» **Goal**:
Reproduce every line of the following records verbatim.
───── The input ─────
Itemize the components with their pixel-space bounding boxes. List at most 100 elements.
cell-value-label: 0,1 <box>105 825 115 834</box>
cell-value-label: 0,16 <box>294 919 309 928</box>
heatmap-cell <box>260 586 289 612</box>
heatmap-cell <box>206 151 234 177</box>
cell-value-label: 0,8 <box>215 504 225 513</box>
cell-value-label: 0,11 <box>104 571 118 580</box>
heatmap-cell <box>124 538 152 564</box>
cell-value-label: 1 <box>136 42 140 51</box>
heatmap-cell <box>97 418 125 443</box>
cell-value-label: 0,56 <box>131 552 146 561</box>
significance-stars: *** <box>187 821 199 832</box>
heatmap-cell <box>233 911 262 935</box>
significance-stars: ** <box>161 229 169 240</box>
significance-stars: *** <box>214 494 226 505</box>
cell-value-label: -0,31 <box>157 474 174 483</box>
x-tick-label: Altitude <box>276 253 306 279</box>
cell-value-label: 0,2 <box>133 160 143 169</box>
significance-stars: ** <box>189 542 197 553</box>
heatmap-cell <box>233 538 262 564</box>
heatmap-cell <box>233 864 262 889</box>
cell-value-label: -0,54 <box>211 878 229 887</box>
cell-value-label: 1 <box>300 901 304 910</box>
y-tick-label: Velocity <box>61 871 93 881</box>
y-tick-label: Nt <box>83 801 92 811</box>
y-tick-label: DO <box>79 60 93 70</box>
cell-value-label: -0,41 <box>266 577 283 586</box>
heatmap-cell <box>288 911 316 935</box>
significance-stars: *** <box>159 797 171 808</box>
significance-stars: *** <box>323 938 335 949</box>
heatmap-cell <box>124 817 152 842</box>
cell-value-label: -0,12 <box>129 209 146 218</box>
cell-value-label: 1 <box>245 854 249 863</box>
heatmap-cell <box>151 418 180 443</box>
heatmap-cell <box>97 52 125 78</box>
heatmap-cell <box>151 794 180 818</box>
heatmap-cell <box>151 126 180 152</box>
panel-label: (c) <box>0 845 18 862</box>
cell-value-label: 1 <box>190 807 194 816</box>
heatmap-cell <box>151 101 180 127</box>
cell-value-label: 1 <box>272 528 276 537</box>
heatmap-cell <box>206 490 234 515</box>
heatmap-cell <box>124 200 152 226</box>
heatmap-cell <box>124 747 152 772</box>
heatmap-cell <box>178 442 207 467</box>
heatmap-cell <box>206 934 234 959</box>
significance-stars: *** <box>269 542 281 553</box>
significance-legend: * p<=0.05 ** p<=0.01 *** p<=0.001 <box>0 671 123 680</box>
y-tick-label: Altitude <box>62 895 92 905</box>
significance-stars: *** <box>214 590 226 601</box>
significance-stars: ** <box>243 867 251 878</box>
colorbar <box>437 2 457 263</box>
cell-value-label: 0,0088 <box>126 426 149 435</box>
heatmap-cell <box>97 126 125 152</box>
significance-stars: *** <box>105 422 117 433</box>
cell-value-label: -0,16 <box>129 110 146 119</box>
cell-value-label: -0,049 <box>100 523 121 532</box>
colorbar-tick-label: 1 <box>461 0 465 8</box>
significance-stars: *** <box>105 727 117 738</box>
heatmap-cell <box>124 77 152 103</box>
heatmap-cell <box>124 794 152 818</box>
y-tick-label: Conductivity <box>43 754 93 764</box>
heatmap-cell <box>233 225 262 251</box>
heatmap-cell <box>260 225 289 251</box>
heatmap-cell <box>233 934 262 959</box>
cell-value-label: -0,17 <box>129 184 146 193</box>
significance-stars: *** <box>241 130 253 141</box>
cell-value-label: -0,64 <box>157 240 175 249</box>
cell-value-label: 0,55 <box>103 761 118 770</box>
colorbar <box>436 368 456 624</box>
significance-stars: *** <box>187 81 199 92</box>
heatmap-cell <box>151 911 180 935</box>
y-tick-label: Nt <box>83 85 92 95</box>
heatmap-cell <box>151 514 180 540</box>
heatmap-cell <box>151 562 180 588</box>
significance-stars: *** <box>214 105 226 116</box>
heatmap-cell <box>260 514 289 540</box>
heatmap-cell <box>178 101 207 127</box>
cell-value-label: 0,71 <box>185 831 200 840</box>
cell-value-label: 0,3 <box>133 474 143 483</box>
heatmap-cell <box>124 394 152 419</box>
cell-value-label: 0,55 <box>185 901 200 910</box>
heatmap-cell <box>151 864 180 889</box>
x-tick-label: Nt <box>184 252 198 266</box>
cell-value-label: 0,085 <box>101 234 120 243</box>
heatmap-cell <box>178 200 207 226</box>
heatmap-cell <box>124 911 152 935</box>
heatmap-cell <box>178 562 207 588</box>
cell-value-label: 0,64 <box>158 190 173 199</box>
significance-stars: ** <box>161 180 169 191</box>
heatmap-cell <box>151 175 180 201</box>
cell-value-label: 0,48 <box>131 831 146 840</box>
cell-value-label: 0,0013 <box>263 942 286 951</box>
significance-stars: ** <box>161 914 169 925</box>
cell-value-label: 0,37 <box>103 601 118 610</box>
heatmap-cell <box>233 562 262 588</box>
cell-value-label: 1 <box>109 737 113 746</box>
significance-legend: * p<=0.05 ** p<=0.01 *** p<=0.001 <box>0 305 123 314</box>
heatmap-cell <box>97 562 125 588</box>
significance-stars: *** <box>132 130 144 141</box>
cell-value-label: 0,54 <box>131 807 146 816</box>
─────
» **Response to this task**:
Itemize the components with their pixel-space bounding boxes. List at most 100 elements.
cell-value-label: 0,1 <box>105 825 115 834</box>
cell-value-label: 0,16 <box>294 919 309 928</box>
heatmap-cell <box>260 586 289 612</box>
heatmap-cell <box>206 151 234 177</box>
cell-value-label: 0,8 <box>215 504 225 513</box>
cell-value-label: 0,11 <box>104 571 118 580</box>
heatmap-cell <box>124 538 152 564</box>
cell-value-label: 1 <box>136 42 140 51</box>
heatmap-cell <box>97 418 125 443</box>
cell-value-label: 0,56 <box>131 552 146 561</box>
significance-stars: *** <box>187 821 199 832</box>
heatmap-cell <box>233 911 262 935</box>
significance-stars: ** <box>161 229 169 240</box>
significance-stars: *** <box>214 494 226 505</box>
cell-value-label: -0,31 <box>157 474 174 483</box>
x-tick-label: Altitude <box>276 253 306 279</box>
cell-value-label: 0,2 <box>133 160 143 169</box>
significance-stars: ** <box>189 542 197 553</box>
heatmap-cell <box>233 538 262 564</box>
heatmap-cell <box>233 864 262 889</box>
cell-value-label: -0,54 <box>211 878 229 887</box>
cell-value-label: 1 <box>300 901 304 910</box>
y-tick-label: Velocity <box>61 871 93 881</box>
y-tick-label: Nt <box>83 801 92 811</box>
y-tick-label: DO <box>79 60 93 70</box>
cell-value-label: -0,41 <box>266 577 283 586</box>
heatmap-cell <box>288 911 316 935</box>
significance-stars: *** <box>159 797 171 808</box>
significance-stars: *** <box>323 938 335 949</box>
heatmap-cell <box>124 817 152 842</box>
cell-value-label: -0,12 <box>129 209 146 218</box>
cell-value-label: 1 <box>245 854 249 863</box>
heatmap-cell <box>151 418 180 443</box>
heatmap-cell <box>97 52 125 78</box>
heatmap-cell <box>151 794 180 818</box>
heatmap-cell <box>151 126 180 152</box>
panel-label: (c) <box>0 845 18 862</box>
cell-value-label: 1 <box>190 807 194 816</box>
heatmap-cell <box>151 101 180 127</box>
cell-value-label: 1 <box>272 528 276 537</box>
heatmap-cell <box>206 490 234 515</box>
heatmap-cell <box>124 200 152 226</box>
heatmap-cell <box>124 747 152 772</box>
heatmap-cell <box>178 442 207 467</box>
heatmap-cell <box>206 934 234 959</box>
significance-stars: *** <box>269 542 281 553</box>
significance-legend: * p<=0.05 ** p<=0.01 *** p<=0.001 <box>0 671 123 680</box>
y-tick-label: Altitude <box>62 895 92 905</box>
significance-stars: *** <box>214 590 226 601</box>
significance-stars: ** <box>243 867 251 878</box>
colorbar <box>437 2 457 263</box>
cell-value-label: 0,0088 <box>126 426 149 435</box>
heatmap-cell <box>97 126 125 152</box>
significance-stars: *** <box>105 422 117 433</box>
cell-value-label: -0,16 <box>129 110 146 119</box>
cell-value-label: -0,049 <box>100 523 121 532</box>
colorbar-tick-label: 1 <box>461 0 465 8</box>
significance-stars: *** <box>105 727 117 738</box>
heatmap-cell <box>124 77 152 103</box>
heatmap-cell <box>124 794 152 818</box>
y-tick-label: Conductivity <box>43 754 93 764</box>
heatmap-cell <box>233 225 262 251</box>
heatmap-cell <box>260 225 289 251</box>
heatmap-cell <box>233 934 262 959</box>
cell-value-label: -0,17 <box>129 184 146 193</box>
significance-stars: *** <box>241 130 253 141</box>
cell-value-label: -0,64 <box>157 240 175 249</box>
cell-value-label: 0,55 <box>103 761 118 770</box>
colorbar <box>436 368 456 624</box>
significance-stars: *** <box>187 81 199 92</box>
heatmap-cell <box>151 911 180 935</box>
y-tick-label: Nt <box>83 85 92 95</box>
heatmap-cell <box>151 514 180 540</box>
heatmap-cell <box>151 562 180 588</box>
significance-stars: *** <box>214 105 226 116</box>
heatmap-cell <box>260 514 289 540</box>
heatmap-cell <box>178 101 207 127</box>
cell-value-label: 0,71 <box>185 831 200 840</box>
cell-value-label: 0,3 <box>133 474 143 483</box>
heatmap-cell <box>124 394 152 419</box>
cell-value-label: 0,55 <box>185 901 200 910</box>
heatmap-cell <box>151 864 180 889</box>
x-tick-label: Nt <box>184 252 198 266</box>
cell-value-label: 0,085 <box>101 234 120 243</box>
heatmap-cell <box>178 200 207 226</box>
heatmap-cell <box>124 911 152 935</box>
heatmap-cell <box>178 562 207 588</box>
cell-value-label: 0,64 <box>158 190 173 199</box>
significance-stars: ** <box>161 180 169 191</box>
heatmap-cell <box>151 175 180 201</box>
cell-value-label: 0,48 <box>131 831 146 840</box>
cell-value-label: 0,0013 <box>263 942 286 951</box>
significance-stars: ** <box>161 914 169 925</box>
cell-value-label: 0,37 <box>103 601 118 610</box>
heatmap-cell <box>233 562 262 588</box>
cell-value-label: 1 <box>109 737 113 746</box>
significance-legend: * p<=0.05 ** p<=0.01 *** p<=0.001 <box>0 305 123 314</box>
heatmap-cell <box>97 562 125 588</box>
significance-stars: *** <box>132 130 144 141</box>
cell-value-label: 0,54 <box>131 807 146 816</box>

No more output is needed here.